Table of Contents
Things used in this project
Software apps and online services:
1-Â STMicroelectronics STM32CubeMX
2-Â STMicroelectronics STM32CubeIDE
3-Â Proteus 8
STM32 Microcontroller-Based Road Intersection Management System: Traffic Control and Efficiency Enhancement :
In this project, we will explore how build a road intersection management system using STM32 microcontroller The Road intersection management refers to the systematic approach and strategies employed to effectively control and regulate traffic flow at intersections where multiple roads intersect. It involves implementing various techniques, technologies, and traffic control measures to ensure safe and efficient movement of vehicles, pedestrians, and other road users. The primary objectives of road intersection management include optimizing traffic flow, minimizing congestion, reducing delays, enhancing safety, and improving overall transportation efficiency. This involves coordinating the movement of vehicles through the use of traffic signals, signage, lane markings, and other control devices.

§ SUPPLIED MATERIAL

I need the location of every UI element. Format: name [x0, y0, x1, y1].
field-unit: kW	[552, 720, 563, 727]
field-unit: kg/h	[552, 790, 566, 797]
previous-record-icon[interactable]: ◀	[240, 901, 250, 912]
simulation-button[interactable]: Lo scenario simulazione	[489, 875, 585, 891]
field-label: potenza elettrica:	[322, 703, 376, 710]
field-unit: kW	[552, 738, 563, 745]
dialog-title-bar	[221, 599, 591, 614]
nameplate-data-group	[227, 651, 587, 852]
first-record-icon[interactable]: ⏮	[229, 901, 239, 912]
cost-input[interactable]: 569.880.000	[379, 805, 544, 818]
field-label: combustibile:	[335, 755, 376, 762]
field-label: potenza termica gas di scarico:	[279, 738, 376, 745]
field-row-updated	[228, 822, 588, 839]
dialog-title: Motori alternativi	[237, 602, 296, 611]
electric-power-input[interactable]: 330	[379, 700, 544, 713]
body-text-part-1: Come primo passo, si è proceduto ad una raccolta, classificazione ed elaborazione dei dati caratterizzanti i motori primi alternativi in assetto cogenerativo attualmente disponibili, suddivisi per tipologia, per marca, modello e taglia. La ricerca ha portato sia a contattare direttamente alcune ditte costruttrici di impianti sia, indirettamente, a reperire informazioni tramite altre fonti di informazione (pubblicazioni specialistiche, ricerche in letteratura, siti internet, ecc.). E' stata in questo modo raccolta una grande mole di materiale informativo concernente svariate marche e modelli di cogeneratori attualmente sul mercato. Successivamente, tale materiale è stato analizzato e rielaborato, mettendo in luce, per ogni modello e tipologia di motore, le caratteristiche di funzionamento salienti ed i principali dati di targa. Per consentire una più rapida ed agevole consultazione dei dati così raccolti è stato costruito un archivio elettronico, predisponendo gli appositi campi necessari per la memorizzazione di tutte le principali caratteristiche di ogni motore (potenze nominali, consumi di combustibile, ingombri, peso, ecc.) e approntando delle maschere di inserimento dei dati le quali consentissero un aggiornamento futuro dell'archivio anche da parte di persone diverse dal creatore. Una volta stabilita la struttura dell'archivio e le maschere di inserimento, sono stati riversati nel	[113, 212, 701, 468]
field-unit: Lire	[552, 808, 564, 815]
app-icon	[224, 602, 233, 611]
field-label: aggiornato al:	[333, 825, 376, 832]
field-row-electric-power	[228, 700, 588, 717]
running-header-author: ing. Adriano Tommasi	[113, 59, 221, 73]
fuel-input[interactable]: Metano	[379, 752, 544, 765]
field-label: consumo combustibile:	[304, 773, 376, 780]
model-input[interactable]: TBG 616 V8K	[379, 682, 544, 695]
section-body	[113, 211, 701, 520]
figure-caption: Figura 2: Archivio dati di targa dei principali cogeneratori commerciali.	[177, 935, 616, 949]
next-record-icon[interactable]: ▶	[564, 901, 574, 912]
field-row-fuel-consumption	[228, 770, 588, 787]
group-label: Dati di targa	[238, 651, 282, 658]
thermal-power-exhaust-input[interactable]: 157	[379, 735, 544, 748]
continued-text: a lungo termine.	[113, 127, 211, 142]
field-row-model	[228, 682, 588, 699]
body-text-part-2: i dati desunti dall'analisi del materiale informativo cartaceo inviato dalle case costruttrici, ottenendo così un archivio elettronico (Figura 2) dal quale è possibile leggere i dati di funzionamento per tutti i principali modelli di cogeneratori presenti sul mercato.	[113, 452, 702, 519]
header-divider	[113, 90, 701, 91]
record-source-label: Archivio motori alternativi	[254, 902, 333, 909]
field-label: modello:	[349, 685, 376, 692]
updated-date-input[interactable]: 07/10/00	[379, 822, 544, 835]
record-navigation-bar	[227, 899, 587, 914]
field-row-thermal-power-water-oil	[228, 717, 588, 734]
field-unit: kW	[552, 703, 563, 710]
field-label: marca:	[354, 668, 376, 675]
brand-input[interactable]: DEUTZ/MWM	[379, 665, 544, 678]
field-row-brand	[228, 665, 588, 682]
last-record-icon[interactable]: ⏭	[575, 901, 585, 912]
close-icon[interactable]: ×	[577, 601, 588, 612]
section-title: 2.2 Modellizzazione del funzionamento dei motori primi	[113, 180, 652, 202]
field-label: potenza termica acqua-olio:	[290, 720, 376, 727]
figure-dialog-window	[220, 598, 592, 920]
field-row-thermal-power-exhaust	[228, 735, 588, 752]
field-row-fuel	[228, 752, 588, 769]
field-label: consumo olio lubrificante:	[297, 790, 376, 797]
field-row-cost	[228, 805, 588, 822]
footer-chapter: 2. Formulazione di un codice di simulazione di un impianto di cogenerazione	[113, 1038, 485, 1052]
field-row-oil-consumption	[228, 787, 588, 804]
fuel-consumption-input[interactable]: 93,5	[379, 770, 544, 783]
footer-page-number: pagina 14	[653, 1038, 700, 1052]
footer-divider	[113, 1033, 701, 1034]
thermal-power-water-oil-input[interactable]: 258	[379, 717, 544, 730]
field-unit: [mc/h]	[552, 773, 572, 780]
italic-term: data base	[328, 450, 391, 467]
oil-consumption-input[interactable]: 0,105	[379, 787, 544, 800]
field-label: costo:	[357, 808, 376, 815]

§ REQUIREMENT
Copy out the entire STM32 traffic project page word for word. The items have no connection to the STM32 traffic project page.

§ TASK ANSWER
Table of Contents
Things used in this project
Software apps and online services:
1-Â STMicroelectronics STM32CubeMX
2-Â STMicroelectronics STM32CubeIDE
3-Â Proteus 8
STM32 Microcontroller-Based Road Intersection Management System: Traffic Control and Efficiency Enhancement :
In this project, we will explore how build a road intersection management system using STM32 microcontroller The Road intersection management refers to the systematic approach and strategies employed to effectively control and regulate traffic flow at intersections where multiple roads intersect. It involves implementing various techniques, technologies, and traffic control measures to ensure safe and efficient movement of vehicles, pedestrians, and other road users. The primary objectives of road intersection management include optimizing traffic flow, minimizing congestion, reducing delays, enhancing safety, and improving overall transportation efficiency. This involves coordinating the movement of vehicles through the use of traffic signals, signage, lane markings, and other control devices.